Where a line holds the string "account", return that line.

begin Raw records

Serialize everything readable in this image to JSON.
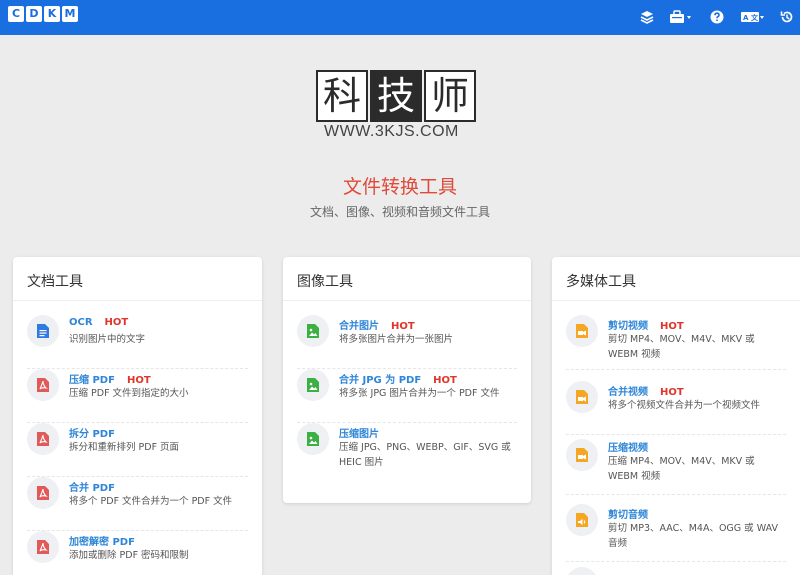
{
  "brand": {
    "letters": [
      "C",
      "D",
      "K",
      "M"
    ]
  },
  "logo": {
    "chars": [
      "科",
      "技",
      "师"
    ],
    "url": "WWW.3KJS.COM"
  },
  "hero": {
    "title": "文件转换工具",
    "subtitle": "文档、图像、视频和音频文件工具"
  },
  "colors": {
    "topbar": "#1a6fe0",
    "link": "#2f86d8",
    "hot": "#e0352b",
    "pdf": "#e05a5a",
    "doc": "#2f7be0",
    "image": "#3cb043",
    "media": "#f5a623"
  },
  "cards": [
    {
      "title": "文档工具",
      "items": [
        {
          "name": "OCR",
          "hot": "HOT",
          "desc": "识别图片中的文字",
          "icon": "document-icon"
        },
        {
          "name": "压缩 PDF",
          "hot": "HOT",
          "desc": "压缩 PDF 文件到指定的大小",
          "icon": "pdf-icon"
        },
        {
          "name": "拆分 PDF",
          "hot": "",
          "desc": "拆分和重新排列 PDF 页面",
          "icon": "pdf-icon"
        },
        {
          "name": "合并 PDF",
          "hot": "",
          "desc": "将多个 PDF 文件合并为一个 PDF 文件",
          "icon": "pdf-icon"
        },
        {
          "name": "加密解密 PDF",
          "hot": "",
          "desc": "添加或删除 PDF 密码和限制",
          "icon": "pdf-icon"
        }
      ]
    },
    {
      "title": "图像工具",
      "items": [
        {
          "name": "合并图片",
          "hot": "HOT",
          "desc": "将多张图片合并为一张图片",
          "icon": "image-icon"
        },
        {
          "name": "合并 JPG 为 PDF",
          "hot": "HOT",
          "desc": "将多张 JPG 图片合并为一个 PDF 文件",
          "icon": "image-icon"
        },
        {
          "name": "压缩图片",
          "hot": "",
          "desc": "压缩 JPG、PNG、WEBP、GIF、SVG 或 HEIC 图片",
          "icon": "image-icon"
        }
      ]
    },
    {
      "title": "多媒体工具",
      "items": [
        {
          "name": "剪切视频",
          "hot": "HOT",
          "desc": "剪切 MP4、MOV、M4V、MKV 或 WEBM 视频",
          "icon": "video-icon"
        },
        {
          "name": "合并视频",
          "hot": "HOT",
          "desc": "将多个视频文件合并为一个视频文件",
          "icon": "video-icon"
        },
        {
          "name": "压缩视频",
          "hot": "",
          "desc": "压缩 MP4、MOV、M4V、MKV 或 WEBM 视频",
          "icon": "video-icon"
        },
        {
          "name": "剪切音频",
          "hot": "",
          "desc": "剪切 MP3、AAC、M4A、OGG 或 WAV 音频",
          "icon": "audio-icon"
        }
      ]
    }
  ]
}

end Raw records
begin Raw records

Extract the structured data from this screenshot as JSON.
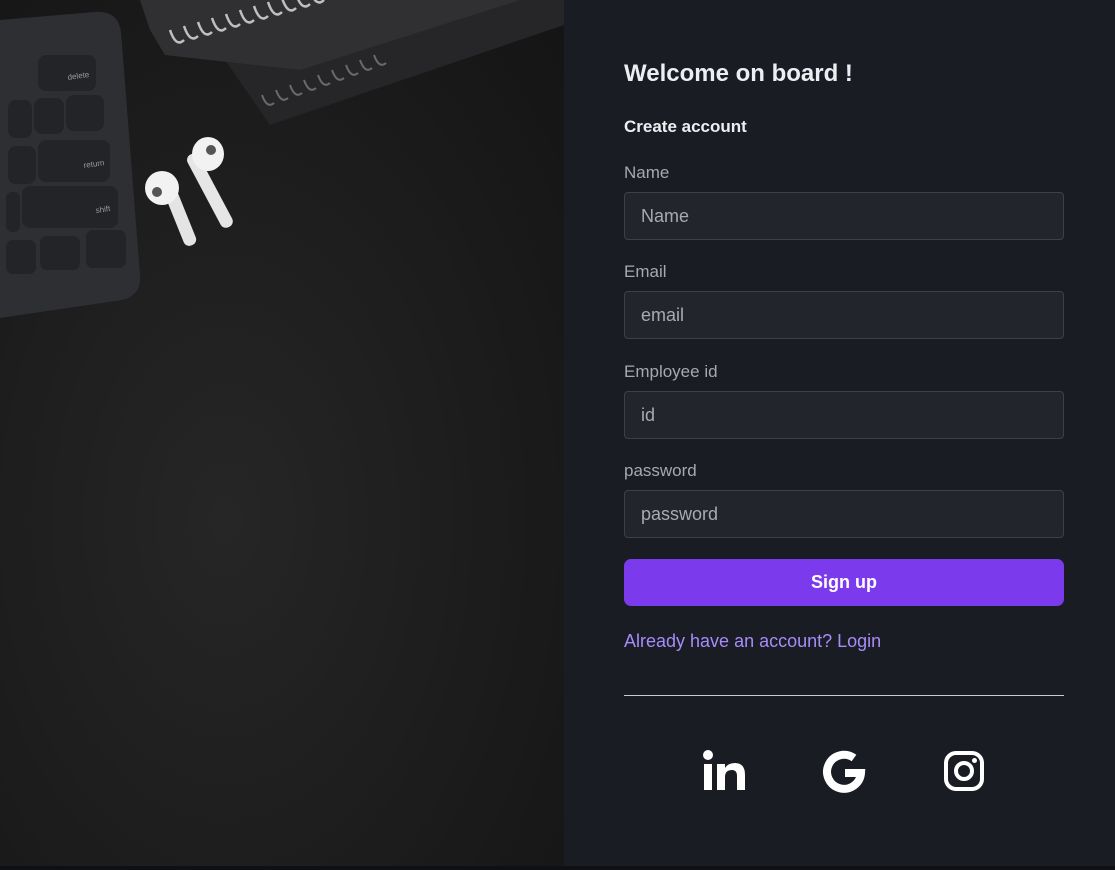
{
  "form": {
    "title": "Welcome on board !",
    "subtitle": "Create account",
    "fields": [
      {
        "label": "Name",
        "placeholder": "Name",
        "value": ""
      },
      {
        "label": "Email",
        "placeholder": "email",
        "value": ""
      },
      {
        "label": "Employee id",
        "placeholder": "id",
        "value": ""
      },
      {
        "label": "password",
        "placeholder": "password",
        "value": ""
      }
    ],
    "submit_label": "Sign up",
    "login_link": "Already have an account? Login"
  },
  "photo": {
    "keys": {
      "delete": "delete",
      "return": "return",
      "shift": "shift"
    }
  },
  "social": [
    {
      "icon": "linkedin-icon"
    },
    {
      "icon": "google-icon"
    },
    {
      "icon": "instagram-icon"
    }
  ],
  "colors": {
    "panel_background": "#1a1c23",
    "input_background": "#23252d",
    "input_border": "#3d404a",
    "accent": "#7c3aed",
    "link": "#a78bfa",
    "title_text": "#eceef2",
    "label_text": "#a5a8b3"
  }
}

end Raw records

Completed exercise:
    "subtitle": "Create account",
    "login_link": "Already have an account? Login"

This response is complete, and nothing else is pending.